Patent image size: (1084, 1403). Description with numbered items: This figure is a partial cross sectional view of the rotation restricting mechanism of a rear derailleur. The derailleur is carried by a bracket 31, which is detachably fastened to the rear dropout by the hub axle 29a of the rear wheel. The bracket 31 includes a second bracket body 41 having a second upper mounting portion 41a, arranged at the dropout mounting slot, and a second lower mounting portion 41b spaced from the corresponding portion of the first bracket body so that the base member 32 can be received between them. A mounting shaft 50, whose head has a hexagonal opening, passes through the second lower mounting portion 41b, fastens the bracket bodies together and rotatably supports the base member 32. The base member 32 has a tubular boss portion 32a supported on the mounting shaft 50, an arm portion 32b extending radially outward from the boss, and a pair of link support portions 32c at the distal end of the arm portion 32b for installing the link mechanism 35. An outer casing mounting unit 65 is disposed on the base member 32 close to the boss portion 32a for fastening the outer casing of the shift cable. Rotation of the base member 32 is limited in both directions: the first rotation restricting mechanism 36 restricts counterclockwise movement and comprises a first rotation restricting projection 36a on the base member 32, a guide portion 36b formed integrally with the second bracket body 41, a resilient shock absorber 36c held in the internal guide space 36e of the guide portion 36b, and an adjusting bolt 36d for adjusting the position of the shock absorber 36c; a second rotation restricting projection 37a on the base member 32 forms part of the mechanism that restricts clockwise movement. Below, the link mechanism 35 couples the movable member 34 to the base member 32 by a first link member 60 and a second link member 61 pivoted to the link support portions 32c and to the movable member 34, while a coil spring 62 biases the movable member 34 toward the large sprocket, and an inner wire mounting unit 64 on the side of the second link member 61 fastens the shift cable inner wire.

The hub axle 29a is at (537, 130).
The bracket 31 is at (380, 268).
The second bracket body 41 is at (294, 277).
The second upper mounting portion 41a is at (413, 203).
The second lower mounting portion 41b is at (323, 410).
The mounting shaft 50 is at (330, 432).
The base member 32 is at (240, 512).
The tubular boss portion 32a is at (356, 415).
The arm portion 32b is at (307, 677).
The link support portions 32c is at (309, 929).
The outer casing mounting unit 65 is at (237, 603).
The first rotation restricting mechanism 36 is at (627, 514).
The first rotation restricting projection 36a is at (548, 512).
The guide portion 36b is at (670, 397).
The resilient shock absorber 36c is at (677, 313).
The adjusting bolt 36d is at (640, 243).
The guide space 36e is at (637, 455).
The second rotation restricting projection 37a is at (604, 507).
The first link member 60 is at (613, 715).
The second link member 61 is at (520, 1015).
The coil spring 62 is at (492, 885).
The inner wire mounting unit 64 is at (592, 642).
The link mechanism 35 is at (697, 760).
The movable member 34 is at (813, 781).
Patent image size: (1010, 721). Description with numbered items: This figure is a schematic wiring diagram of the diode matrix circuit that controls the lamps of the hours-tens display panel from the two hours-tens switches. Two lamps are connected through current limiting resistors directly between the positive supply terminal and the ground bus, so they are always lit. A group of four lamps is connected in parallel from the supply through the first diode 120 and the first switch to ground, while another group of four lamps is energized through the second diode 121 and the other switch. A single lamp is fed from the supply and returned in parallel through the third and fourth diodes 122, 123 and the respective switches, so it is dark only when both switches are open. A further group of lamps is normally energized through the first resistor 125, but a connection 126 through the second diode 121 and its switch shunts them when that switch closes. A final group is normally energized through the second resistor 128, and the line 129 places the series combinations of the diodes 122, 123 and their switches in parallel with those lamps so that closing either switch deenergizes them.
---
WORK REQUIRED =
Show in full each row above that contains the word "distal".

RESULT FOR THIS TASK =
Patent image size: (1084, 1403). Description with numbered items: This figure is a partial cross sectional view of the rotation restricting mechanism of a rear derailleur. The derailleur is carried by a bracket 31, which is detachably fastened to the rear dropout by the hub axle 29a of the rear wheel. The bracket 31 includes a second bracket body 41 having a second upper mounting portion 41a, arranged at the dropout mounting slot, and a second lower mounting portion 41b spaced from the corresponding portion of the first bracket body so that the base member 32 can be received between them. A mounting shaft 50, whose head has a hexagonal opening, passes through the second lower mounting portion 41b, fastens the bracket bodies together and rotatably supports the base member 32. The base member 32 has a tubular boss portion 32a supported on the mounting shaft 50, an arm portion 32b extending radially outward from the boss, and a pair of link support portions 32c at the distal end of the arm portion 32b for installing the link mechanism 35. An outer casing mounting unit 65 is disposed on the base member 32 close to the boss portion 32a for fastening the outer casing of the shift cable. Rotation of the base member 32 is limited in both directions: the first rotation restricting mechanism 36 restricts counterclockwise movement and comprises a first rotation restricting projection 36a on the base member 32, a guide portion 36b formed integrally with the second bracket body 41, a resilient shock absorber 36c held in the internal guide space 36e of the guide portion 36b, and an adjusting bolt 36d for adjusting the position of the shock absorber 36c; a second rotation restricting projection 37a on the base member 32 forms part of the mechanism that restricts clockwise movement. Below, the link mechanism 35 couples the movable member 34 to the base member 32 by a first link member 60 and a second link member 61 pivoted to the link support portions 32c and to the movable member 34, while a coil spring 62 biases the movable member 34 toward the large sprocket, and an inner wire mounting unit 64 on the side of the second link member 61 fastens the shift cable inner wire.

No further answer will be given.